Records contained in a dataset
..............................
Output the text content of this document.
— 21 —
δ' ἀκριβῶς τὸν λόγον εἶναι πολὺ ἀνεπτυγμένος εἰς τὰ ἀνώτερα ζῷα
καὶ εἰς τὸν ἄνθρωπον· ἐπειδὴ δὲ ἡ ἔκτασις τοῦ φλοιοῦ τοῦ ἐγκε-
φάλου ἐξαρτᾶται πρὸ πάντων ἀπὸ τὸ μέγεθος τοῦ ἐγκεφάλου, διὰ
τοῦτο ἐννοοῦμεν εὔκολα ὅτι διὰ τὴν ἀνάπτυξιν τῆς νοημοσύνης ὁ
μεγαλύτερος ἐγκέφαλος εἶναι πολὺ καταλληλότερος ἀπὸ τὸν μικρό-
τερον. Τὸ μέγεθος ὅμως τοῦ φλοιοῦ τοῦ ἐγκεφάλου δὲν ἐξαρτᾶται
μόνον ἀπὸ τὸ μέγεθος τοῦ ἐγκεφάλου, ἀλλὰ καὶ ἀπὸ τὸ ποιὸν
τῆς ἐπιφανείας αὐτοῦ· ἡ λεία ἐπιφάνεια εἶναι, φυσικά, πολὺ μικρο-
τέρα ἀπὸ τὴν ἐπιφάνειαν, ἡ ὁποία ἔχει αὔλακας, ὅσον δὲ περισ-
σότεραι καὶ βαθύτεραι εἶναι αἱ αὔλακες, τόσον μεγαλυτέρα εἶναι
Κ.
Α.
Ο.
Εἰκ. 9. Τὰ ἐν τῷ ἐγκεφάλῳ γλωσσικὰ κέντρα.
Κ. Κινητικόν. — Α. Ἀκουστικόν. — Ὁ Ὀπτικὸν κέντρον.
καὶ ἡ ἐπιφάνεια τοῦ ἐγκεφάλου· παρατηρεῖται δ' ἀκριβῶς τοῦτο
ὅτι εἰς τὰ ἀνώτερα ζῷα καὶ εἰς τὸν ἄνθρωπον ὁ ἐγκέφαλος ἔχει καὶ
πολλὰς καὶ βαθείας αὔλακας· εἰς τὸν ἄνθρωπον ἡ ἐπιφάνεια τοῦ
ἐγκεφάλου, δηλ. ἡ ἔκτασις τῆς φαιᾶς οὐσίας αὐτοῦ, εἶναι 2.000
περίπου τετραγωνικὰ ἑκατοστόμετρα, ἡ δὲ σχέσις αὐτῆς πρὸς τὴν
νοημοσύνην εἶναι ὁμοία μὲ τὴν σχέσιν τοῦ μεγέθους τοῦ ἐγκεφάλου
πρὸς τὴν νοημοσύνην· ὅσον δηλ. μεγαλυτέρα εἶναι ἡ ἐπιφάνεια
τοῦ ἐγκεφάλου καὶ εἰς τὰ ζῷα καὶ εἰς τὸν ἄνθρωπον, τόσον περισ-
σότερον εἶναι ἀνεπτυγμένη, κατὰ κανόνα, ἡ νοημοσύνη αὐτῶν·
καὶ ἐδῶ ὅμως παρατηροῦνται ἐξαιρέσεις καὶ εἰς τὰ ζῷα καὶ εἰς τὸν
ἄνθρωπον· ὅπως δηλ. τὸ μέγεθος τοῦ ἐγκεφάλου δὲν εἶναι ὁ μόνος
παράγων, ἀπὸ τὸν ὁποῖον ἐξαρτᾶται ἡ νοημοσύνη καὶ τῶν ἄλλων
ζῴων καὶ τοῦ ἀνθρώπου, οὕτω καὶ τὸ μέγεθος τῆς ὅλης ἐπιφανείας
..............................
Work to complete
Without leaving anything out, quote all the data.

Expected output
Output the text content of this document.
— 21 —
δ' ἀκριβῶς τὸν λόγον εἶναι πολὺ ἀνεπτυγμένος εἰς τὰ ἀνώτερα ζῷα
καὶ εἰς τὸν ἄνθρωπον· ἐπειδὴ δὲ ἡ ἔκτασις τοῦ φλοιοῦ τοῦ ἐγκε-
φάλου ἐξαρτᾶται πρὸ πάντων ἀπὸ τὸ μέγεθος τοῦ ἐγκεφάλου, διὰ
τοῦτο ἐννοοῦμεν εὔκολα ὅτι διὰ τὴν ἀνάπτυξιν τῆς νοημοσύνης ὁ
μεγαλύτερος ἐγκέφαλος εἶναι πολὺ καταλληλότερος ἀπὸ τὸν μικρό-
τερον. Τὸ μέγεθος ὅμως τοῦ φλοιοῦ τοῦ ἐγκεφάλου δὲν ἐξαρτᾶται
μόνον ἀπὸ τὸ μέγεθος τοῦ ἐγκεφάλου, ἀλλὰ καὶ ἀπὸ τὸ ποιὸν
τῆς ἐπιφανείας αὐτοῦ· ἡ λεία ἐπιφάνεια εἶναι, φυσικά, πολὺ μικρο-
τέρα ἀπὸ τὴν ἐπιφάνειαν, ἡ ὁποία ἔχει αὔλακας, ὅσον δὲ περισ-
σότεραι καὶ βαθύτεραι εἶναι αἱ αὔλακες, τόσον μεγαλυτέρα εἶναι
Κ.
Α.
Ο.
Εἰκ. 9. Τὰ ἐν τῷ ἐγκεφάλῳ γλωσσικὰ κέντρα.
Κ. Κινητικόν. — Α. Ἀκουστικόν. — Ὁ Ὀπτικὸν κέντρον.
καὶ ἡ ἐπιφάνεια τοῦ ἐγκεφάλου· παρατηρεῖται δ' ἀκριβῶς τοῦτο
ὅτι εἰς τὰ ἀνώτερα ζῷα καὶ εἰς τὸν ἄνθρωπον ὁ ἐγκέφαλος ἔχει καὶ
πολλὰς καὶ βαθείας αὔλακας· εἰς τὸν ἄνθρωπον ἡ ἐπιφάνεια τοῦ
ἐγκεφάλου, δηλ. ἡ ἔκτασις τῆς φαιᾶς οὐσίας αὐτοῦ, εἶναι 2.000
περίπου τετραγωνικὰ ἑκατοστόμετρα, ἡ δὲ σχέσις αὐτῆς πρὸς τὴν
νοημοσύνην εἶναι ὁμοία μὲ τὴν σχέσιν τοῦ μεγέθους τοῦ ἐγκεφάλου
πρὸς τὴν νοημοσύνην· ὅσον δηλ. μεγαλυτέρα εἶναι ἡ ἐπιφάνεια
τοῦ ἐγκεφάλου καὶ εἰς τὰ ζῷα καὶ εἰς τὸν ἄνθρωπον, τόσον περισ-
σότερον εἶναι ἀνεπτυγμένη, κατὰ κανόνα, ἡ νοημοσύνη αὐτῶν·
καὶ ἐδῶ ὅμως παρατηροῦνται ἐξαιρέσεις καὶ εἰς τὰ ζῷα καὶ εἰς τὸν
ἄνθρωπον· ὅπως δηλ. τὸ μέγεθος τοῦ ἐγκεφάλου δὲν εἶναι ὁ μόνος
παράγων, ἀπὸ τὸν ὁποῖον ἐξαρτᾶται ἡ νοημοσύνη καὶ τῶν ἄλλων
ζῴων καὶ τοῦ ἀνθρώπου, οὕτω καὶ τὸ μέγεθος τῆς ὅλης ἐπιφανείας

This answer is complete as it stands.